>> begin THE DATA

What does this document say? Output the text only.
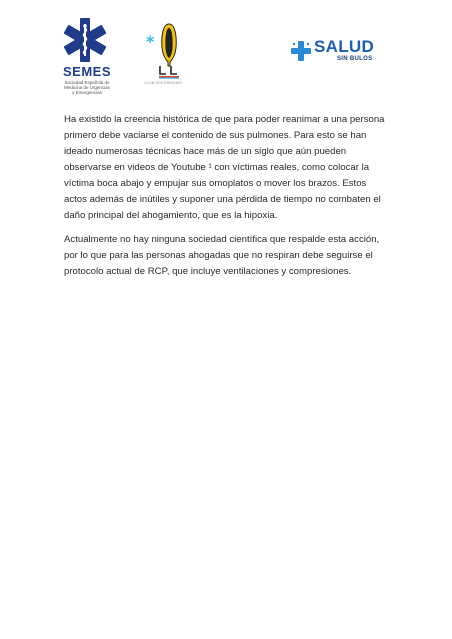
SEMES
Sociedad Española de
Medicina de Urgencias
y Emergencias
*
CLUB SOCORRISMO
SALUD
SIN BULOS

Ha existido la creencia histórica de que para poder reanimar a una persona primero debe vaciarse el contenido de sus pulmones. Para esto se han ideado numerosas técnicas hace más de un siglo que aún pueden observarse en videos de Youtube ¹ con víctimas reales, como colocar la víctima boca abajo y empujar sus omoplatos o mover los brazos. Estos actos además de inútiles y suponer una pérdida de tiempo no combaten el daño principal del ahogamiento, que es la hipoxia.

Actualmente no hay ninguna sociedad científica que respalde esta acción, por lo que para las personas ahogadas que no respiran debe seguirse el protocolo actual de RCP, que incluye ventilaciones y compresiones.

>> end THE DATA

▸ **REQUIRED WORK**
Your task is to gather all lines from the entries above that hold the word "para".

▸ **ANSWER FOR THE TASK**
Ha existido la creencia histórica de que para poder reanimar a una persona primero debe vaciarse el contenido de sus pulmones. Para esto se han ideado numerosas técnicas hace más de un siglo que aún pueden observarse en videos de Youtube ¹ con víctimas reales, como colocar la víctima boca abajo y empujar sus omoplatos o mover los brazos. Estos actos además de inútiles y suponer una pérdida de tiempo no combaten el daño principal del ahogamiento, que es la hipoxia.
Actualmente no hay ninguna sociedad científica que respalde esta acción, por lo que para las personas ahogadas que no respiran debe seguirse el protocolo actual de RCP, que incluye ventilaciones y compresiones.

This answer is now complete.